# MATERIAL
+===+
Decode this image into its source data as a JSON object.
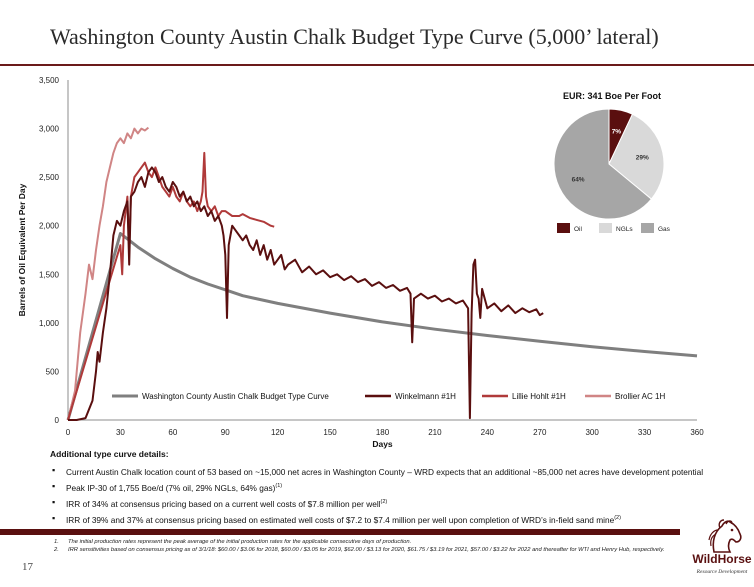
{
  "slide": {
    "title": "Washington County Austin Chalk Budget Type Curve (5,000’ lateral)",
    "page_number": "17",
    "colors": {
      "accent": "#6b1a1a",
      "footer_bar": "#5a1010"
    }
  },
  "chart_data": [
    {
      "type": "line",
      "title": "",
      "xlabel": "Days",
      "ylabel": "Barrels of Oil Equivalent Per Day",
      "xlim": [
        0,
        360
      ],
      "ylim": [
        0,
        3500
      ],
      "x_ticks": [
        "0",
        "30",
        "60",
        "90",
        "120",
        "150",
        "180",
        "210",
        "240",
        "270",
        "300",
        "330",
        "360"
      ],
      "y_ticks": [
        "0",
        "500",
        "1,000",
        "1,500",
        "2,000",
        "2,500",
        "3,000",
        "3,500"
      ],
      "grid": false,
      "legend_position": "bottom",
      "series": [
        {
          "name": "Washington County Austin Chalk Budget Type Curve",
          "color": "#7f7f7f",
          "points": [
            [
              0,
              0
            ],
            [
              30,
              1920
            ],
            [
              35,
              1850
            ],
            [
              40,
              1780
            ],
            [
              50,
              1660
            ],
            [
              60,
              1560
            ],
            [
              70,
              1470
            ],
            [
              80,
              1400
            ],
            [
              90,
              1340
            ],
            [
              100,
              1280
            ],
            [
              120,
              1200
            ],
            [
              150,
              1100
            ],
            [
              180,
              1010
            ],
            [
              210,
              935
            ],
            [
              240,
              870
            ],
            [
              270,
              810
            ],
            [
              300,
              755
            ],
            [
              330,
              705
            ],
            [
              360,
              660
            ]
          ]
        },
        {
          "name": "Winkelmann #1H",
          "color": "#5a0f0f",
          "points": [
            [
              0,
              0
            ],
            [
              5,
              0
            ],
            [
              10,
              20
            ],
            [
              14,
              200
            ],
            [
              16,
              500
            ],
            [
              17,
              700
            ],
            [
              18,
              600
            ],
            [
              20,
              900
            ],
            [
              22,
              1150
            ],
            [
              24,
              1500
            ],
            [
              26,
              1900
            ],
            [
              28,
              2050
            ],
            [
              30,
              2000
            ],
            [
              32,
              2150
            ],
            [
              34,
              2250
            ],
            [
              35,
              1600
            ],
            [
              36,
              2300
            ],
            [
              38,
              2350
            ],
            [
              40,
              2450
            ],
            [
              42,
              2500
            ],
            [
              44,
              2400
            ],
            [
              46,
              2550
            ],
            [
              48,
              2600
            ],
            [
              50,
              2550
            ],
            [
              52,
              2450
            ],
            [
              54,
              2500
            ],
            [
              56,
              2400
            ],
            [
              58,
              2350
            ],
            [
              60,
              2450
            ],
            [
              62,
              2400
            ],
            [
              64,
              2300
            ],
            [
              66,
              2350
            ],
            [
              68,
              2250
            ],
            [
              70,
              2300
            ],
            [
              72,
              2200
            ],
            [
              74,
              2250
            ],
            [
              76,
              2150
            ],
            [
              78,
              2200
            ],
            [
              80,
              2100
            ],
            [
              82,
              2150
            ],
            [
              84,
              2050
            ],
            [
              86,
              2100
            ],
            [
              88,
              2000
            ],
            [
              89,
              1900
            ],
            [
              90,
              1700
            ],
            [
              91,
              1050
            ],
            [
              92,
              1800
            ],
            [
              94,
              2000
            ],
            [
              96,
              1950
            ],
            [
              98,
              1900
            ],
            [
              100,
              1850
            ],
            [
              102,
              1900
            ],
            [
              104,
              1800
            ],
            [
              106,
              1750
            ],
            [
              108,
              1850
            ],
            [
              110,
              1700
            ],
            [
              112,
              1800
            ],
            [
              114,
              1650
            ],
            [
              116,
              1750
            ],
            [
              118,
              1600
            ],
            [
              120,
              1650
            ],
            [
              122,
              1700
            ],
            [
              124,
              1550
            ],
            [
              126,
              1600
            ],
            [
              130,
              1650
            ],
            [
              134,
              1520
            ],
            [
              138,
              1580
            ],
            [
              142,
              1500
            ],
            [
              146,
              1540
            ],
            [
              150,
              1470
            ],
            [
              154,
              1500
            ],
            [
              158,
              1440
            ],
            [
              162,
              1480
            ],
            [
              166,
              1420
            ],
            [
              170,
              1450
            ],
            [
              174,
              1380
            ],
            [
              178,
              1420
            ],
            [
              182,
              1360
            ],
            [
              186,
              1390
            ],
            [
              190,
              1330
            ],
            [
              194,
              1360
            ],
            [
              196,
              1300
            ],
            [
              197,
              800
            ],
            [
              198,
              1250
            ],
            [
              202,
              1300
            ],
            [
              206,
              1250
            ],
            [
              210,
              1280
            ],
            [
              214,
              1220
            ],
            [
              218,
              1250
            ],
            [
              222,
              1200
            ],
            [
              226,
              1230
            ],
            [
              229,
              1150
            ],
            [
              230,
              20
            ],
            [
              231,
              1100
            ],
            [
              232,
              1600
            ],
            [
              233,
              1650
            ],
            [
              234,
              1300
            ],
            [
              235,
              1250
            ],
            [
              236,
              1050
            ],
            [
              237,
              1350
            ],
            [
              240,
              1150
            ],
            [
              244,
              1200
            ],
            [
              248,
              1120
            ],
            [
              252,
              1180
            ],
            [
              256,
              1100
            ],
            [
              260,
              1150
            ],
            [
              264,
              1110
            ],
            [
              268,
              1140
            ],
            [
              270,
              1080
            ],
            [
              272,
              1100
            ]
          ]
        },
        {
          "name": "Lillie Hohlt #1H",
          "color": "#b03a3a",
          "points": [
            [
              0,
              0
            ],
            [
              30,
              1800
            ],
            [
              31,
              1500
            ],
            [
              32,
              2000
            ],
            [
              34,
              2300
            ],
            [
              35,
              1750
            ],
            [
              36,
              2300
            ],
            [
              38,
              2500
            ],
            [
              40,
              2550
            ],
            [
              42,
              2600
            ],
            [
              44,
              2650
            ],
            [
              46,
              2550
            ],
            [
              48,
              2500
            ],
            [
              50,
              2600
            ],
            [
              52,
              2500
            ],
            [
              54,
              2400
            ],
            [
              56,
              2350
            ],
            [
              58,
              2300
            ],
            [
              60,
              2400
            ],
            [
              62,
              2300
            ],
            [
              64,
              2250
            ],
            [
              66,
              2350
            ],
            [
              68,
              2250
            ],
            [
              70,
              2200
            ],
            [
              72,
              2250
            ],
            [
              74,
              2150
            ],
            [
              76,
              2250
            ],
            [
              77,
              2350
            ],
            [
              78,
              2750
            ],
            [
              79,
              2300
            ],
            [
              80,
              2200
            ],
            [
              82,
              2150
            ],
            [
              84,
              2200
            ],
            [
              86,
              2100
            ],
            [
              88,
              2150
            ],
            [
              90,
              2150
            ],
            [
              94,
              2100
            ],
            [
              98,
              2100
            ],
            [
              100,
              2120
            ],
            [
              104,
              2080
            ],
            [
              108,
              2060
            ],
            [
              112,
              2040
            ],
            [
              116,
              2000
            ],
            [
              118,
              1990
            ]
          ]
        },
        {
          "name": "Brollier AC 1H",
          "color": "#d08585",
          "points": [
            [
              0,
              0
            ],
            [
              4,
              300
            ],
            [
              7,
              900
            ],
            [
              10,
              1300
            ],
            [
              12,
              1600
            ],
            [
              14,
              1450
            ],
            [
              16,
              1750
            ],
            [
              18,
              2000
            ],
            [
              20,
              2200
            ],
            [
              22,
              2450
            ],
            [
              24,
              2600
            ],
            [
              26,
              2750
            ],
            [
              28,
              2850
            ],
            [
              30,
              2900
            ],
            [
              32,
              2850
            ],
            [
              34,
              2950
            ],
            [
              36,
              2900
            ],
            [
              38,
              3000
            ],
            [
              40,
              2950
            ],
            [
              42,
              3000
            ],
            [
              44,
              2980
            ],
            [
              46,
              3010
            ]
          ]
        }
      ]
    },
    {
      "type": "pie",
      "title": "EUR: 341 Boe Per Foot",
      "categories": [
        "Oil",
        "NGLs",
        "Gas"
      ],
      "values": [
        7,
        29,
        64
      ],
      "value_labels": [
        "7%",
        "29%",
        "64%"
      ],
      "colors": [
        "#5a0f0f",
        "#d9d9d9",
        "#a6a6a6"
      ],
      "legend_position": "bottom"
    }
  ],
  "details": {
    "heading": "Additional type curve details:",
    "bullets": [
      {
        "text": "Current Austin Chalk location count of 53 based on ~15,000 net acres in Washington County – WRD expects that an additional ~85,000 net acres have development potential",
        "sup": ""
      },
      {
        "text": "Peak IP-30 of 1,755 Boe/d (7% oil, 29% NGLs, 64% gas)",
        "sup": "(1)"
      },
      {
        "text": "IRR of 34% at consensus pricing based on a current well costs of $7.8 million per well",
        "sup": "(2)"
      },
      {
        "text": "IRR of 39% and 37% at consensus pricing based on estimated well costs of $7.2 to $7.4 million per well upon completion of WRD’s in-field sand mine",
        "sup": "(2)"
      }
    ]
  },
  "footnotes": [
    {
      "num": "1.",
      "text": "The initial production rates represent the peak average of the initial production rates for the applicable consecutive days of production."
    },
    {
      "num": "2.",
      "text": "IRR sensitivities based on consensus pricing as of 3/1/18: $60.00 / $3.06 for 2018, $60.00 / $3.05 for 2019, $62.00 / $3.13 for 2020, $61.75 / $3.19 for 2021, $57.00 / $3.22 for 2022 and thereafter for WTI and Henry Hub, respectively."
    }
  ],
  "logo": {
    "word": "WildHorse",
    "sub": "Resource Development",
    "icon": "horse-head-icon"
  }
}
+===+
# WORK REQUIRED
Every line containing the string "million" must be listed.

# SOLUTION BELOW
        "text": "IRR of 34% at consensus pricing based on a current well costs of $7.8 million per well",
        "text": "IRR of 39% and 37% at consensus pricing based on estimated well costs of $7.2 to $7.4 million per well upon completion of WRD’s in-field sand mine",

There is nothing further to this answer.